──────── Information provided ────────
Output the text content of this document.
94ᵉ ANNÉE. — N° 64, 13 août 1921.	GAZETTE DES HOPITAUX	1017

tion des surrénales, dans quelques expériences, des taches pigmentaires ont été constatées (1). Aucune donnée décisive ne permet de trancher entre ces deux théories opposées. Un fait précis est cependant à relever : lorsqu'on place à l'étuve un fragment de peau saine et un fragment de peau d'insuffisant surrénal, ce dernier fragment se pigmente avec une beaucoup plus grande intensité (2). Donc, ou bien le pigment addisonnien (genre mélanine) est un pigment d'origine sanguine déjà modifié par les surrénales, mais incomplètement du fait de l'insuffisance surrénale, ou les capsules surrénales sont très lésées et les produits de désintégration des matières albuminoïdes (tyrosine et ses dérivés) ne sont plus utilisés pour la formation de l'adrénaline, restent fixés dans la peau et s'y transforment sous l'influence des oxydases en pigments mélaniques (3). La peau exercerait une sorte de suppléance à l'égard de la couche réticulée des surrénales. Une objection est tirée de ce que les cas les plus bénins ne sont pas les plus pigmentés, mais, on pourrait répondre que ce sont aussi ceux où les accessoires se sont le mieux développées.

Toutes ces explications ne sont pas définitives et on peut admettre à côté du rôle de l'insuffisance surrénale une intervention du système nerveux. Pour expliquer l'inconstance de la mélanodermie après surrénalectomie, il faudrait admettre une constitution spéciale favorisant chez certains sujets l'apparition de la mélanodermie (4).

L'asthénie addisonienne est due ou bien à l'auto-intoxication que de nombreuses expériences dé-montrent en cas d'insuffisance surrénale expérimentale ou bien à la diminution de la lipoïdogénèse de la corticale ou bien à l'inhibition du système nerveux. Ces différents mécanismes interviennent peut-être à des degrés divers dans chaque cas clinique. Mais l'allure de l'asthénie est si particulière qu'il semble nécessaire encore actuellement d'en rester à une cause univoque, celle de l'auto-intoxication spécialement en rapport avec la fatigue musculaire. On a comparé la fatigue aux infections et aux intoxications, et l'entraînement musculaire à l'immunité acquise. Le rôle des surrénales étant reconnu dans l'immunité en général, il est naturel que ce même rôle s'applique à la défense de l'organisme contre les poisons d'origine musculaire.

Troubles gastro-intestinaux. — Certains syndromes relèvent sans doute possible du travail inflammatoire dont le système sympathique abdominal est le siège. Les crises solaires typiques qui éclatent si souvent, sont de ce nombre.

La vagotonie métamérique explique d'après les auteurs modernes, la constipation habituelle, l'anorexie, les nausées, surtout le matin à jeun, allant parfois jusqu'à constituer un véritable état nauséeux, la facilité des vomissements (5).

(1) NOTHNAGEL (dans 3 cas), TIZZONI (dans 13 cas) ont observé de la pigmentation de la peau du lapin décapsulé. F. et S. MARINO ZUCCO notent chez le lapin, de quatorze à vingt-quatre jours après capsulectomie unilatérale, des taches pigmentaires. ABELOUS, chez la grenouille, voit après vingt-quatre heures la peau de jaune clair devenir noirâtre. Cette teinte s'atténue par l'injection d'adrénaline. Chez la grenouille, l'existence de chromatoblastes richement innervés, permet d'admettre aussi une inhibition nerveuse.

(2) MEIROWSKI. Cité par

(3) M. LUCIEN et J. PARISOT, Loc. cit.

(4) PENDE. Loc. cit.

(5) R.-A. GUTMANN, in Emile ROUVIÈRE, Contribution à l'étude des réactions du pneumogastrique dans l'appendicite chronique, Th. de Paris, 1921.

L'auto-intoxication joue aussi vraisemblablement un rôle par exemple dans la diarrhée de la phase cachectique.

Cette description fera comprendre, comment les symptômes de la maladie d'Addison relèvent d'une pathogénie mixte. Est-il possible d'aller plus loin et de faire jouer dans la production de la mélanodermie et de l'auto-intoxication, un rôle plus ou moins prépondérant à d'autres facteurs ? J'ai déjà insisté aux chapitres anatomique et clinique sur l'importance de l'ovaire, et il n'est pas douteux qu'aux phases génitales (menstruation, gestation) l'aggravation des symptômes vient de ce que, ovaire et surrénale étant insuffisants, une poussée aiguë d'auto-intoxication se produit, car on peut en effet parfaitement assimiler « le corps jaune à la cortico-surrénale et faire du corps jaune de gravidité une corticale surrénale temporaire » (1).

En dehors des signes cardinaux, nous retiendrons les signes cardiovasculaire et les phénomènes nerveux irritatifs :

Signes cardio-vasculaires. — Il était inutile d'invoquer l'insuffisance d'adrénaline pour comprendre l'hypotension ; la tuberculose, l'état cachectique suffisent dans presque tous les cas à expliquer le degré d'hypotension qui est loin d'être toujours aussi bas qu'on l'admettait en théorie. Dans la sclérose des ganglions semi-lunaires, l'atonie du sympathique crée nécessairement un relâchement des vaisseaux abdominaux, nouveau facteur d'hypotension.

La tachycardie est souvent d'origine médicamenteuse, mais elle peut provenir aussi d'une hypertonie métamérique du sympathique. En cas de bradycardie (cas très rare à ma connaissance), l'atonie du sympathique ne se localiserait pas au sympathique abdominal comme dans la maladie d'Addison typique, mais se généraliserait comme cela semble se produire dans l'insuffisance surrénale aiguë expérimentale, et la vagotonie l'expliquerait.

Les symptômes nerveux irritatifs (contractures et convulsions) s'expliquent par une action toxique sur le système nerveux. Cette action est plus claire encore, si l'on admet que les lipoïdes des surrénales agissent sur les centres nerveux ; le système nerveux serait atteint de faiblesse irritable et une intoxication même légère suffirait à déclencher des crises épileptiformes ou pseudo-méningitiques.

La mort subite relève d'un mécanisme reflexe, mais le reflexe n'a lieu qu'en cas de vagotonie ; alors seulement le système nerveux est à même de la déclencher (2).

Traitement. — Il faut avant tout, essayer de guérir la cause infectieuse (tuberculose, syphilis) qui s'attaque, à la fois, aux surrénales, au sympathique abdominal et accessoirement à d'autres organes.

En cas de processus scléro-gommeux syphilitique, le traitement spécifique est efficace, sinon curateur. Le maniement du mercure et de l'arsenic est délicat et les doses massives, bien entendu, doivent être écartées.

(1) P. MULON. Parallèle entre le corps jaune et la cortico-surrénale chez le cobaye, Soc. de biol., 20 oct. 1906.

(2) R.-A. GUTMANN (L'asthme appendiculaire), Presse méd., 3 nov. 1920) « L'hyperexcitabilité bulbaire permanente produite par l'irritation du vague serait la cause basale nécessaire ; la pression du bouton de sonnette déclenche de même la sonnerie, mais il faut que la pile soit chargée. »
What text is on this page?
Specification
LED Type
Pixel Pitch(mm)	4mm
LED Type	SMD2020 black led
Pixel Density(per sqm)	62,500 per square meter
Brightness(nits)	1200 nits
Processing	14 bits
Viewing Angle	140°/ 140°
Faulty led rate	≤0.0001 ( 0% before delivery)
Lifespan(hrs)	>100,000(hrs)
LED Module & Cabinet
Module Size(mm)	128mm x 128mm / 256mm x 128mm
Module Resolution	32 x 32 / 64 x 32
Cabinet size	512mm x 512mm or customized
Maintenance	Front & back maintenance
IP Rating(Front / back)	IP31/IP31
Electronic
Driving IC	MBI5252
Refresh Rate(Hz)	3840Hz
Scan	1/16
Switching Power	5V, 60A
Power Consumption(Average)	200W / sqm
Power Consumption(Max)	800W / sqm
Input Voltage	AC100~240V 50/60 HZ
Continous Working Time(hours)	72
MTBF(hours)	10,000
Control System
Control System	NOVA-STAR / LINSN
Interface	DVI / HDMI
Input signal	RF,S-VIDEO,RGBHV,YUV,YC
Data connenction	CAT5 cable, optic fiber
────────
Here, the records must be output exactly and in full.

Output the text content of this document.
94ᵉ ANNÉE. — N° 64, 13 août 1921.	GAZETTE DES HOPITAUX	1017

tion des surrénales, dans quelques expériences, des taches pigmentaires ont été constatées (1). Aucune donnée décisive ne permet de trancher entre ces deux théories opposées. Un fait précis est cependant à relever : lorsqu'on place à l'étuve un fragment de peau saine et un fragment de peau d'insuffisant surrénal, ce dernier fragment se pigmente avec une beaucoup plus grande intensité (2). Donc, ou bien le pigment addisonnien (genre mélanine) est un pigment d'origine sanguine déjà modifié par les surrénales, mais incomplètement du fait de l'insuffisance surrénale, ou les capsules surrénales sont très lésées et les produits de désintégration des matières albuminoïdes (tyrosine et ses dérivés) ne sont plus utilisés pour la formation de l'adrénaline, restent fixés dans la peau et s'y transforment sous l'influence des oxydases en pigments mélaniques (3). La peau exercerait une sorte de suppléance à l'égard de la couche réticulée des surrénales. Une objection est tirée de ce que les cas les plus bénins ne sont pas les plus pigmentés, mais, on pourrait répondre que ce sont aussi ceux où les accessoires se sont le mieux développées.

Toutes ces explications ne sont pas définitives et on peut admettre à côté du rôle de l'insuffisance surrénale une intervention du système nerveux. Pour expliquer l'inconstance de la mélanodermie après surrénalectomie, il faudrait admettre une constitution spéciale favorisant chez certains sujets l'apparition de la mélanodermie (4).

L'asthénie addisonienne est due ou bien à l'auto-intoxication que de nombreuses expériences dé-montrent en cas d'insuffisance surrénale expérimentale ou bien à la diminution de la lipoïdogénèse de la corticale ou bien à l'inhibition du système nerveux. Ces différents mécanismes interviennent peut-être à des degrés divers dans chaque cas clinique. Mais l'allure de l'asthénie est si particulière qu'il semble nécessaire encore actuellement d'en rester à une cause univoque, celle de l'auto-intoxication spécialement en rapport avec la fatigue musculaire. On a comparé la fatigue aux infections et aux intoxications, et l'entraînement musculaire à l'immunité acquise. Le rôle des surrénales étant reconnu dans l'immunité en général, il est naturel que ce même rôle s'applique à la défense de l'organisme contre les poisons d'origine musculaire.

Troubles gastro-intestinaux. — Certains syndromes relèvent sans doute possible du travail inflammatoire dont le système sympathique abdominal est le siège. Les crises solaires typiques qui éclatent si souvent, sont de ce nombre.

La vagotonie métamérique explique d'après les auteurs modernes, la constipation habituelle, l'anorexie, les nausées, surtout le matin à jeun, allant parfois jusqu'à constituer un véritable état nauséeux, la facilité des vomissements (5).

(1) NOTHNAGEL (dans 3 cas), TIZZONI (dans 13 cas) ont observé de la pigmentation de la peau du lapin décapsulé. F. et S. MARINO ZUCCO notent chez le lapin, de quatorze à vingt-quatre jours après capsulectomie unilatérale, des taches pigmentaires. ABELOUS, chez la grenouille, voit après vingt-quatre heures la peau de jaune clair devenir noirâtre. Cette teinte s'atténue par l'injection d'adrénaline. Chez la grenouille, l'existence de chromatoblastes richement innervés, permet d'admettre aussi une inhibition nerveuse.

(2) MEIROWSKI. Cité par

(3) M. LUCIEN et J. PARISOT, Loc. cit.

(4) PENDE. Loc. cit.

(5) R.-A. GUTMANN, in Emile ROUVIÈRE, Contribution à l'étude des réactions du pneumogastrique dans l'appendicite chronique, Th. de Paris, 1921.

L'auto-intoxication joue aussi vraisemblablement un rôle par exemple dans la diarrhée de la phase cachectique.

Cette description fera comprendre, comment les symptômes de la maladie d'Addison relèvent d'une pathogénie mixte. Est-il possible d'aller plus loin et de faire jouer dans la production de la mélanodermie et de l'auto-intoxication, un rôle plus ou moins prépondérant à d'autres facteurs ? J'ai déjà insisté aux chapitres anatomique et clinique sur l'importance de l'ovaire, et il n'est pas douteux qu'aux phases génitales (menstruation, gestation) l'aggravation des symptômes vient de ce que, ovaire et surrénale étant insuffisants, une poussée aiguë d'auto-intoxication se produit, car on peut en effet parfaitement assimiler « le corps jaune à la cortico-surrénale et faire du corps jaune de gravidité une corticale surrénale temporaire » (1).

En dehors des signes cardinaux, nous retiendrons les signes cardiovasculaire et les phénomènes nerveux irritatifs :

Signes cardio-vasculaires. — Il était inutile d'invoquer l'insuffisance d'adrénaline pour comprendre l'hypotension ; la tuberculose, l'état cachectique suffisent dans presque tous les cas à expliquer le degré d'hypotension qui est loin d'être toujours aussi bas qu'on l'admettait en théorie. Dans la sclérose des ganglions semi-lunaires, l'atonie du sympathique crée nécessairement un relâchement des vaisseaux abdominaux, nouveau facteur d'hypotension.

La tachycardie est souvent d'origine médicamenteuse, mais elle peut provenir aussi d'une hypertonie métamérique du sympathique. En cas de bradycardie (cas très rare à ma connaissance), l'atonie du sympathique ne se localiserait pas au sympathique abdominal comme dans la maladie d'Addison typique, mais se généraliserait comme cela semble se produire dans l'insuffisance surrénale aiguë expérimentale, et la vagotonie l'expliquerait.

Les symptômes nerveux irritatifs (contractures et convulsions) s'expliquent par une action toxique sur le système nerveux. Cette action est plus claire encore, si l'on admet que les lipoïdes des surrénales agissent sur les centres nerveux ; le système nerveux serait atteint de faiblesse irritable et une intoxication même légère suffirait à déclencher des crises épileptiformes ou pseudo-méningitiques.

La mort subite relève d'un mécanisme reflexe, mais le reflexe n'a lieu qu'en cas de vagotonie ; alors seulement le système nerveux est à même de la déclencher (2).

Traitement. — Il faut avant tout, essayer de guérir la cause infectieuse (tuberculose, syphilis) qui s'attaque, à la fois, aux surrénales, au sympathique abdominal et accessoirement à d'autres organes.

En cas de processus scléro-gommeux syphilitique, le traitement spécifique est efficace, sinon curateur. Le maniement du mercure et de l'arsenic est délicat et les doses massives, bien entendu, doivent être écartées.

(1) P. MULON. Parallèle entre le corps jaune et la cortico-surrénale chez le cobaye, Soc. de biol., 20 oct. 1906.

(2) R.-A. GUTMANN (L'asthme appendiculaire), Presse méd., 3 nov. 1920) « L'hyperexcitabilité bulbaire permanente produite par l'irritation du vague serait la cause basale nécessaire ; la pression du bouton de sonnette déclenche de même la sonnerie, mais il faut que la pile soit chargée. »
What text is on this page?
Specification
LED Type
Pixel Pitch(mm)	4mm
LED Type	SMD2020 black led
Pixel Density(per sqm)	62,500 per square meter
Brightness(nits)	1200 nits
Processing	14 bits
Viewing Angle	140°/ 140°
Faulty led rate	≤0.0001 ( 0% before delivery)
Lifespan(hrs)	>100,000(hrs)
LED Module & Cabinet
Module Size(mm)	128mm x 128mm / 256mm x 128mm
Module Resolution	32 x 32 / 64 x 32
Cabinet size	512mm x 512mm or customized
Maintenance	Front & back maintenance
IP Rating(Front / back)	IP31/IP31
Electronic
Driving IC	MBI5252
Refresh Rate(Hz)	3840Hz
Scan	1/16
Switching Power	5V, 60A
Power Consumption(Average)	200W / sqm
Power Consumption(Max)	800W / sqm
Input Voltage	AC100~240V 50/60 HZ
Continous Working Time(hours)	72
MTBF(hours)	10,000
Control System
Control System	NOVA-STAR / LINSN
Interface	DVI / HDMI
Input signal	RF,S-VIDEO,RGBHV,YUV,YC
Data connenction	CAT5 cable, optic fiber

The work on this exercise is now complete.